Data records:
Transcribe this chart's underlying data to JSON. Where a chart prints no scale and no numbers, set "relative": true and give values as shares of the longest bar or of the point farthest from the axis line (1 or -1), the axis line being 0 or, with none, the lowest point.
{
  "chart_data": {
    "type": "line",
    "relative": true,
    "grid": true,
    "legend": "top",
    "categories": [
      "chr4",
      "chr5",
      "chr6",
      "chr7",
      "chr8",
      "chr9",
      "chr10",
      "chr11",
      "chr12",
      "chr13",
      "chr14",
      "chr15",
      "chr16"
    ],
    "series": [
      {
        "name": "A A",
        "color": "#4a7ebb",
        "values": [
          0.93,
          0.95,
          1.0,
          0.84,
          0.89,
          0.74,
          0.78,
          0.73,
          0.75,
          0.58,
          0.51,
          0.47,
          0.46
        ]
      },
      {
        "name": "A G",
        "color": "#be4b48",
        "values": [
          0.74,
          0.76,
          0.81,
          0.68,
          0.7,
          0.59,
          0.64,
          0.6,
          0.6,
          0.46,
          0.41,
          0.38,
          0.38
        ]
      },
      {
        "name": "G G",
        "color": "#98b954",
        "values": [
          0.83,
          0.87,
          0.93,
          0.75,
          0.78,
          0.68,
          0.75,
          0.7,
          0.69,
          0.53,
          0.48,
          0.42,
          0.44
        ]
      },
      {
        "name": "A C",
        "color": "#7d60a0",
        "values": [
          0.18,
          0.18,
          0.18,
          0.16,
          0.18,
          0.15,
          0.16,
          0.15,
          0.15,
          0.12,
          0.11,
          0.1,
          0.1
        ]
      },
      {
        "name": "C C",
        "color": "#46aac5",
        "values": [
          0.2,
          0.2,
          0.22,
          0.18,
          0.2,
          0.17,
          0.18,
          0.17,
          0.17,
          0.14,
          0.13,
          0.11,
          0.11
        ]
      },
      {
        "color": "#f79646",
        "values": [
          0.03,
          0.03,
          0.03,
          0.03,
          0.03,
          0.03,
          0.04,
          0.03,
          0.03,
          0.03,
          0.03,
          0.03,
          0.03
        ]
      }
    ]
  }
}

### Exercise details:
Pull out all lines from the entries above that include the word "color".

### Worked answer:
        "color": "#4a7ebb",
        "color": "#be4b48",
        "color": "#98b954",
        "color": "#7d60a0",
        "color": "#46aac5",
        "color": "#f79646",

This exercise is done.